Data items
== == ==
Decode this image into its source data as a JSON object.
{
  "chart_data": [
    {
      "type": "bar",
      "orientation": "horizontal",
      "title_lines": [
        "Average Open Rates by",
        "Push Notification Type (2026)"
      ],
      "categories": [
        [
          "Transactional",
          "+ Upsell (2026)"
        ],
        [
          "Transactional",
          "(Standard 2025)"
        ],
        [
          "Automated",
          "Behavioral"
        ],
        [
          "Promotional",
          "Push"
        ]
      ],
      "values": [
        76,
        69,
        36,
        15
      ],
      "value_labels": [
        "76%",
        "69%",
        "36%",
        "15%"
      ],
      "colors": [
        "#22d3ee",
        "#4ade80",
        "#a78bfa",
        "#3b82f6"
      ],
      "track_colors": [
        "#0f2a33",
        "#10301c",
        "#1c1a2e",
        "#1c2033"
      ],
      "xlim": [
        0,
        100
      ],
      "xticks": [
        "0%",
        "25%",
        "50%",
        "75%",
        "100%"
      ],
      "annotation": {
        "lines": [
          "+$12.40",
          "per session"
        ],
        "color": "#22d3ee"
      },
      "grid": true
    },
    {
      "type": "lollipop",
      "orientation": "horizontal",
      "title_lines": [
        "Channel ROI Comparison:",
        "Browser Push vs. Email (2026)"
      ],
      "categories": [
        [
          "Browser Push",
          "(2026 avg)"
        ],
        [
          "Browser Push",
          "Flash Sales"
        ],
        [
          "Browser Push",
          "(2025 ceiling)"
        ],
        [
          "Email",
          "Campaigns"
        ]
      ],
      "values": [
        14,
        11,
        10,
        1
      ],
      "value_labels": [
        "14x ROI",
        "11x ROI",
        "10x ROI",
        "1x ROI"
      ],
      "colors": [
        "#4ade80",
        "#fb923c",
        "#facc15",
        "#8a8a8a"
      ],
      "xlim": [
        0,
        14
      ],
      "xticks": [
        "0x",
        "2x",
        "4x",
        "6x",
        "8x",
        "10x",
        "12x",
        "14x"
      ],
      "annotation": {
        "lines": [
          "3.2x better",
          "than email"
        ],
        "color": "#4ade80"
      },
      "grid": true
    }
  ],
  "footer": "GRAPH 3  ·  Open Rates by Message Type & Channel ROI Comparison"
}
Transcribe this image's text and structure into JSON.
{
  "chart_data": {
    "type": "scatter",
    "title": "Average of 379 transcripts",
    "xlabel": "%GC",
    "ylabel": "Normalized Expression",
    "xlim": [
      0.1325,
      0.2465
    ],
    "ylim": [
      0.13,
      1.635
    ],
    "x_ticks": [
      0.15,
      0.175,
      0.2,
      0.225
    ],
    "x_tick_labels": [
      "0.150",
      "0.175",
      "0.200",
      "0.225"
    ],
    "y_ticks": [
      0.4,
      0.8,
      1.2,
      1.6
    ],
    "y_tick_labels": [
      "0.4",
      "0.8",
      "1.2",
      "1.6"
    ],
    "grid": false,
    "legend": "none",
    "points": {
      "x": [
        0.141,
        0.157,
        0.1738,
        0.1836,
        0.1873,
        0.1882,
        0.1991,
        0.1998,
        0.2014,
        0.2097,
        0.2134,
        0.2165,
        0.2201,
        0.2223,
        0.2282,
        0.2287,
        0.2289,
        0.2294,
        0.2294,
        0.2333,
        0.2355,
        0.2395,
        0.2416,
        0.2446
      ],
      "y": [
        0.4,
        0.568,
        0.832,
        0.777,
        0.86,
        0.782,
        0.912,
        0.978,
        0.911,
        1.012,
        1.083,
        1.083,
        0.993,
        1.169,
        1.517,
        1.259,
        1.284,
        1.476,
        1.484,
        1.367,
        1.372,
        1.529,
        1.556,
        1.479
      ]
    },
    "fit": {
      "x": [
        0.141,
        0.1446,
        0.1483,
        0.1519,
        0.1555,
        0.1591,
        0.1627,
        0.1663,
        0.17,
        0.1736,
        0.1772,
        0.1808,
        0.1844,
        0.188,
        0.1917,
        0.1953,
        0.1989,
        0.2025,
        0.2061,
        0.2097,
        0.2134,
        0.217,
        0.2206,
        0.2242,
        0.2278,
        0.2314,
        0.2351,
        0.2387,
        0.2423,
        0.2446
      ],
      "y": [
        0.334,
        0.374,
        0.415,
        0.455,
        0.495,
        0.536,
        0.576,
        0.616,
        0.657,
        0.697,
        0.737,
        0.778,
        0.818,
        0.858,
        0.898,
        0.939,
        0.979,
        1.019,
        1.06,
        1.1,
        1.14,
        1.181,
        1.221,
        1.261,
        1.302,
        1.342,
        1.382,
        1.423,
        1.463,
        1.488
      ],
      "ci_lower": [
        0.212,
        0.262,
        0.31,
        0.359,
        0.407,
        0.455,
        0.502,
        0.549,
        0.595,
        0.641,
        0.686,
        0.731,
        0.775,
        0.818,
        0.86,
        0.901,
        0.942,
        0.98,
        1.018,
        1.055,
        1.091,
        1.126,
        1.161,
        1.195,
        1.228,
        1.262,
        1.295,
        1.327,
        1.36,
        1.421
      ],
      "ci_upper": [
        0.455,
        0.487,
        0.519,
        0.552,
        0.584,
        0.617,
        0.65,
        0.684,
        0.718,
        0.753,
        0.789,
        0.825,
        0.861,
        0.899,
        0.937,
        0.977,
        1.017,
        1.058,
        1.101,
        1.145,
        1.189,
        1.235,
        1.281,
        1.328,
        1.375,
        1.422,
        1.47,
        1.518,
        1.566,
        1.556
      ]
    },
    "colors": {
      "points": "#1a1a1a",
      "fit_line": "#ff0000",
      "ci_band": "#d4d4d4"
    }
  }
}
== == ==
> [Your goal]:
Could you transcribe the records in full, exactly?

> [The completed task]:
Decode this image into its source data as a JSON object.
{
  "chart_data": [
    {
      "type": "bar",
      "orientation": "horizontal",
      "title_lines": [
        "Average Open Rates by",
        "Push Notification Type (2026)"
      ],
      "categories": [
        [
          "Transactional",
          "+ Upsell (2026)"
        ],
        [
          "Transactional",
          "(Standard 2025)"
        ],
        [
          "Automated",
          "Behavioral"
        ],
        [
          "Promotional",
          "Push"
        ]
      ],
      "values": [
        76,
        69,
        36,
        15
      ],
      "value_labels": [
        "76%",
        "69%",
        "36%",
        "15%"
      ],
      "colors": [
        "#22d3ee",
        "#4ade80",
        "#a78bfa",
        "#3b82f6"
      ],
      "track_colors": [
        "#0f2a33",
        "#10301c",
        "#1c1a2e",
        "#1c2033"
      ],
      "xlim": [
        0,
        100
      ],
      "xticks": [
        "0%",
        "25%",
        "50%",
        "75%",
        "100%"
      ],
      "annotation": {
        "lines": [
          "+$12.40",
          "per session"
        ],
        "color": "#22d3ee"
      },
      "grid": true
    },
    {
      "type": "lollipop",
      "orientation": "horizontal",
      "title_lines": [
        "Channel ROI Comparison:",
        "Browser Push vs. Email (2026)"
      ],
      "categories": [
        [
          "Browser Push",
          "(2026 avg)"
        ],
        [
          "Browser Push",
          "Flash Sales"
        ],
        [
          "Browser Push",
          "(2025 ceiling)"
        ],
        [
          "Email",
          "Campaigns"
        ]
      ],
      "values": [
        14,
        11,
        10,
        1
      ],
      "value_labels": [
        "14x ROI",
        "11x ROI",
        "10x ROI",
        "1x ROI"
      ],
      "colors": [
        "#4ade80",
        "#fb923c",
        "#facc15",
        "#8a8a8a"
      ],
      "xlim": [
        0,
        14
      ],
      "xticks": [
        "0x",
        "2x",
        "4x",
        "6x",
        "8x",
        "10x",
        "12x",
        "14x"
      ],
      "annotation": {
        "lines": [
          "3.2x better",
          "than email"
        ],
        "color": "#4ade80"
      },
      "grid": true
    }
  ],
  "footer": "GRAPH 3  ·  Open Rates by Message Type & Channel ROI Comparison"
}
Transcribe this image's text and structure into JSON.
{
  "chart_data": {
    "type": "scatter",
    "title": "Average of 379 transcripts",
    "xlabel": "%GC",
    "ylabel": "Normalized Expression",
    "xlim": [
      0.1325,
      0.2465
    ],
    "ylim": [
      0.13,
      1.635
    ],
    "x_ticks": [
      0.15,
      0.175,
      0.2,
      0.225
    ],
    "x_tick_labels": [
      "0.150",
      "0.175",
      "0.200",
      "0.225"
    ],
    "y_ticks": [
      0.4,
      0.8,
      1.2,
      1.6
    ],
    "y_tick_labels": [
      "0.4",
      "0.8",
      "1.2",
      "1.6"
    ],
    "grid": false,
    "legend": "none",
    "points": {
      "x": [
        0.141,
        0.157,
        0.1738,
        0.1836,
        0.1873,
        0.1882,
        0.1991,
        0.1998,
        0.2014,
        0.2097,
        0.2134,
        0.2165,
        0.2201,
        0.2223,
        0.2282,
        0.2287,
        0.2289,
        0.2294,
        0.2294,
        0.2333,
        0.2355,
        0.2395,
        0.2416,
        0.2446
      ],
      "y": [
        0.4,
        0.568,
        0.832,
        0.777,
        0.86,
        0.782,
        0.912,
        0.978,
        0.911,
        1.012,
        1.083,
        1.083,
        0.993,
        1.169,
        1.517,
        1.259,
        1.284,
        1.476,
        1.484,
        1.367,
        1.372,
        1.529,
        1.556,
        1.479
      ]
    },
    "fit": {
      "x": [
        0.141,
        0.1446,
        0.1483,
        0.1519,
        0.1555,
        0.1591,
        0.1627,
        0.1663,
        0.17,
        0.1736,
        0.1772,
        0.1808,
        0.1844,
        0.188,
        0.1917,
        0.1953,
        0.1989,
        0.2025,
        0.2061,
        0.2097,
        0.2134,
        0.217,
        0.2206,
        0.2242,
        0.2278,
        0.2314,
        0.2351,
        0.2387,
        0.2423,
        0.2446
      ],
      "y": [
        0.334,
        0.374,
        0.415,
        0.455,
        0.495,
        0.536,
        0.576,
        0.616,
        0.657,
        0.697,
        0.737,
        0.778,
        0.818,
        0.858,
        0.898,
        0.939,
        0.979,
        1.019,
        1.06,
        1.1,
        1.14,
        1.181,
        1.221,
        1.261,
        1.302,
        1.342,
        1.382,
        1.423,
        1.463,
        1.488
      ],
      "ci_lower": [
        0.212,
        0.262,
        0.31,
        0.359,
        0.407,
        0.455,
        0.502,
        0.549,
        0.595,
        0.641,
        0.686,
        0.731,
        0.775,
        0.818,
        0.86,
        0.901,
        0.942,
        0.98,
        1.018,
        1.055,
        1.091,
        1.126,
        1.161,
        1.195,
        1.228,
        1.262,
        1.295,
        1.327,
        1.36,
        1.421
      ],
      "ci_upper": [
        0.455,
        0.487,
        0.519,
        0.552,
        0.584,
        0.617,
        0.65,
        0.684,
        0.718,
        0.753,
        0.789,
        0.825,
        0.861,
        0.899,
        0.937,
        0.977,
        1.017,
        1.058,
        1.101,
        1.145,
        1.189,
        1.235,
        1.281,
        1.328,
        1.375,
        1.422,
        1.47,
        1.518,
        1.566,
        1.556
      ]
    },
    "colors": {
      "points": "#1a1a1a",
      "fit_line": "#ff0000",
      "ci_band": "#d4d4d4"
    }
  }
}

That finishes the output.